Aim: Reproduce the records below exactly as given.

(Collected data entries)
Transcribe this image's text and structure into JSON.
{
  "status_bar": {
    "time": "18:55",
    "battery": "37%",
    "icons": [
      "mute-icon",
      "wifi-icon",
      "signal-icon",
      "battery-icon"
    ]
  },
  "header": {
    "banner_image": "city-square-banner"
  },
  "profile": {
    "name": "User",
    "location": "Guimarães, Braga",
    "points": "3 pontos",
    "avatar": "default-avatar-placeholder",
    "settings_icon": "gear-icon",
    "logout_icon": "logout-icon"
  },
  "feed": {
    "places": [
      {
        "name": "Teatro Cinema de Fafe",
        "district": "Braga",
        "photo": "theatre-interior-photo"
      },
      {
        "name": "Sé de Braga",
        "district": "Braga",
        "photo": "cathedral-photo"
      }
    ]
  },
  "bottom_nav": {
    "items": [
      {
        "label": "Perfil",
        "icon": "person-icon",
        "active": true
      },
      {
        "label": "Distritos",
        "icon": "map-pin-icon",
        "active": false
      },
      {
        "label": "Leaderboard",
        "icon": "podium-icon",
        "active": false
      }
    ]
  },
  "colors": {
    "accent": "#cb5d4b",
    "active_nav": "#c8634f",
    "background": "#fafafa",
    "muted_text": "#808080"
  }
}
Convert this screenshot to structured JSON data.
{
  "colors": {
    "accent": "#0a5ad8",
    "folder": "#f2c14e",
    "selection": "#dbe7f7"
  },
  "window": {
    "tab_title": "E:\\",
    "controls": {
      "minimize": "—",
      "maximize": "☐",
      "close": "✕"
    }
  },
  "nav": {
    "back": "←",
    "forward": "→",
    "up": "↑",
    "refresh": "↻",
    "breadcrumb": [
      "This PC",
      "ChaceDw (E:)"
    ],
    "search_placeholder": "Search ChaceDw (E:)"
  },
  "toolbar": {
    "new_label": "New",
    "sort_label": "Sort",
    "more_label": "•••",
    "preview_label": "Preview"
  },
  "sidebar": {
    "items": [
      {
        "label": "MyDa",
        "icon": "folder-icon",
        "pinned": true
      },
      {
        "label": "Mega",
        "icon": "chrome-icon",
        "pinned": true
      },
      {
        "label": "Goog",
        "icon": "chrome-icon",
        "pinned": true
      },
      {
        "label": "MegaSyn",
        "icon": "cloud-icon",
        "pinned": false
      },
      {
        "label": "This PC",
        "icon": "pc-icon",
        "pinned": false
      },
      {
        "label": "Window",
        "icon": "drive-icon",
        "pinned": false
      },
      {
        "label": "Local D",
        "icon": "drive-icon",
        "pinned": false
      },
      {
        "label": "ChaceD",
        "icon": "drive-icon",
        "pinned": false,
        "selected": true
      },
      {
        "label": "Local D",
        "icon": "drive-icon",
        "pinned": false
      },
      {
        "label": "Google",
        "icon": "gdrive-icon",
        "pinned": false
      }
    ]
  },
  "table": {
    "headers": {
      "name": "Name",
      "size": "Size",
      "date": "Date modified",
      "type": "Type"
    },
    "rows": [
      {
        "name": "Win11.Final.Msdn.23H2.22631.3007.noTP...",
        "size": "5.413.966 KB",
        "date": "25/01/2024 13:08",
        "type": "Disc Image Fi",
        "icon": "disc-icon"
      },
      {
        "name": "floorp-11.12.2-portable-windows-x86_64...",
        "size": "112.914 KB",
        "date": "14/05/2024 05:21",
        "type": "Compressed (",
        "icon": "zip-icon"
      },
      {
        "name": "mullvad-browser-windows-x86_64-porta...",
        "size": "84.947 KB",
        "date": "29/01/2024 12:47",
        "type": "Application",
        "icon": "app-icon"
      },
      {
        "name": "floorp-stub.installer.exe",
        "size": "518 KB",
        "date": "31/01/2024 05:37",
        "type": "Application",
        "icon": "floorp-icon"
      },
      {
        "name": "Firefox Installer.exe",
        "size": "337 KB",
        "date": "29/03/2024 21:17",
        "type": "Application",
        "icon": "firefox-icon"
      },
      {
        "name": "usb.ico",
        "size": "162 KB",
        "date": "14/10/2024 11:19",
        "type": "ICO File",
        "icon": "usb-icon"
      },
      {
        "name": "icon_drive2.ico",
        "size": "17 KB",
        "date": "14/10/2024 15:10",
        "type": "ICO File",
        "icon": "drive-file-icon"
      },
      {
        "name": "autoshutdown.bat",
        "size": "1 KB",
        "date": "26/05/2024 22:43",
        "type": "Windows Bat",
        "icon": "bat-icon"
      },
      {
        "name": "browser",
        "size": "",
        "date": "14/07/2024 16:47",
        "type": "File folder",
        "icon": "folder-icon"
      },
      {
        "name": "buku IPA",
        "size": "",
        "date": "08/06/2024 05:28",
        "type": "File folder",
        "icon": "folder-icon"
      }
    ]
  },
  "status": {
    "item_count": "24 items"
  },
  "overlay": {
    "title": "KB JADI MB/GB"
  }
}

Complete response:
Transcribe this image's text and structure into JSON.
{
  "status_bar": {
    "time": "18:55",
    "battery": "37%",
    "icons": [
      "mute-icon",
      "wifi-icon",
      "signal-icon",
      "battery-icon"
    ]
  },
  "header": {
    "banner_image": "city-square-banner"
  },
  "profile": {
    "name": "User",
    "location": "Guimarães, Braga",
    "points": "3 pontos",
    "avatar": "default-avatar-placeholder",
    "settings_icon": "gear-icon",
    "logout_icon": "logout-icon"
  },
  "feed": {
    "places": [
      {
        "name": "Teatro Cinema de Fafe",
        "district": "Braga",
        "photo": "theatre-interior-photo"
      },
      {
        "name": "Sé de Braga",
        "district": "Braga",
        "photo": "cathedral-photo"
      }
    ]
  },
  "bottom_nav": {
    "items": [
      {
        "label": "Perfil",
        "icon": "person-icon",
        "active": true
      },
      {
        "label": "Distritos",
        "icon": "map-pin-icon",
        "active": false
      },
      {
        "label": "Leaderboard",
        "icon": "podium-icon",
        "active": false
      }
    ]
  },
  "colors": {
    "accent": "#cb5d4b",
    "active_nav": "#c8634f",
    "background": "#fafafa",
    "muted_text": "#808080"
  }
}
Convert this screenshot to structured JSON data.
{
  "colors": {
    "accent": "#0a5ad8",
    "folder": "#f2c14e",
    "selection": "#dbe7f7"
  },
  "window": {
    "tab_title": "E:\\",
    "controls": {
      "minimize": "—",
      "maximize": "☐",
      "close": "✕"
    }
  },
  "nav": {
    "back": "←",
    "forward": "→",
    "up": "↑",
    "refresh": "↻",
    "breadcrumb": [
      "This PC",
      "ChaceDw (E:)"
    ],
    "search_placeholder": "Search ChaceDw (E:)"
  },
  "toolbar": {
    "new_label": "New",
    "sort_label": "Sort",
    "more_label": "•••",
    "preview_label": "Preview"
  },
  "sidebar": {
    "items": [
      {
        "label": "MyDa",
        "icon": "folder-icon",
        "pinned": true
      },
      {
        "label": "Mega",
        "icon": "chrome-icon",
        "pinned": true
      },
      {
        "label": "Goog",
        "icon": "chrome-icon",
        "pinned": true
      },
      {
        "label": "MegaSyn",
        "icon": "cloud-icon",
        "pinned": false
      },
      {
        "label": "This PC",
        "icon": "pc-icon",
        "pinned": false
      },
      {
        "label": "Window",
        "icon": "drive-icon",
        "pinned": false
      },
      {
        "label": "Local D",
        "icon": "drive-icon",
        "pinned": false
      },
      {
        "label": "ChaceD",
        "icon": "drive-icon",
        "pinned": false,
        "selected": true
      },
      {
        "label": "Local D",
        "icon": "drive-icon",
        "pinned": false
      },
      {
        "label": "Google",
        "icon": "gdrive-icon",
        "pinned": false
      }
    ]
  },
  "table": {
    "headers": {
      "name": "Name",
      "size": "Size",
      "date": "Date modified",
      "type": "Type"
    },
    "rows": [
      {
        "name": "Win11.Final.Msdn.23H2.22631.3007.noTP...",
        "size": "5.413.966 KB",
        "date": "25/01/2024 13:08",
        "type": "Disc Image Fi",
        "icon": "disc-icon"
      },
      {
        "name": "floorp-11.12.2-portable-windows-x86_64...",
        "size": "112.914 KB",
        "date": "14/05/2024 05:21",
        "type": "Compressed (",
        "icon": "zip-icon"
      },
      {
        "name": "mullvad-browser-windows-x86_64-porta...",
        "size": "84.947 KB",
        "date": "29/01/2024 12:47",
        "type": "Application",
        "icon": "app-icon"
      },
      {
        "name": "floorp-stub.installer.exe",
        "size": "518 KB",
        "date": "31/01/2024 05:37",
        "type": "Application",
        "icon": "floorp-icon"
      },
      {
        "name": "Firefox Installer.exe",
        "size": "337 KB",
        "date": "29/03/2024 21:17",
        "type": "Application",
        "icon": "firefox-icon"
      },
      {
        "name": "usb.ico",
        "size": "162 KB",
        "date": "14/10/2024 11:19",
        "type": "ICO File",
        "icon": "usb-icon"
      },
      {
        "name": "icon_drive2.ico",
        "size": "17 KB",
        "date": "14/10/2024 15:10",
        "type": "ICO File",
        "icon": "drive-file-icon"
      },
      {
        "name": "autoshutdown.bat",
        "size": "1 KB",
        "date": "26/05/2024 22:43",
        "type": "Windows Bat",
        "icon": "bat-icon"
      },
      {
        "name": "browser",
        "size": "",
        "date": "14/07/2024 16:47",
        "type": "File folder",
        "icon": "folder-icon"
      },
      {
        "name": "buku IPA",
        "size": "",
        "date": "08/06/2024 05:28",
        "type": "File folder",
        "icon": "folder-icon"
      }
    ]
  },
  "status": {
    "item_count": "24 items"
  },
  "overlay": {
    "title": "KB JADI MB/GB"
  }
}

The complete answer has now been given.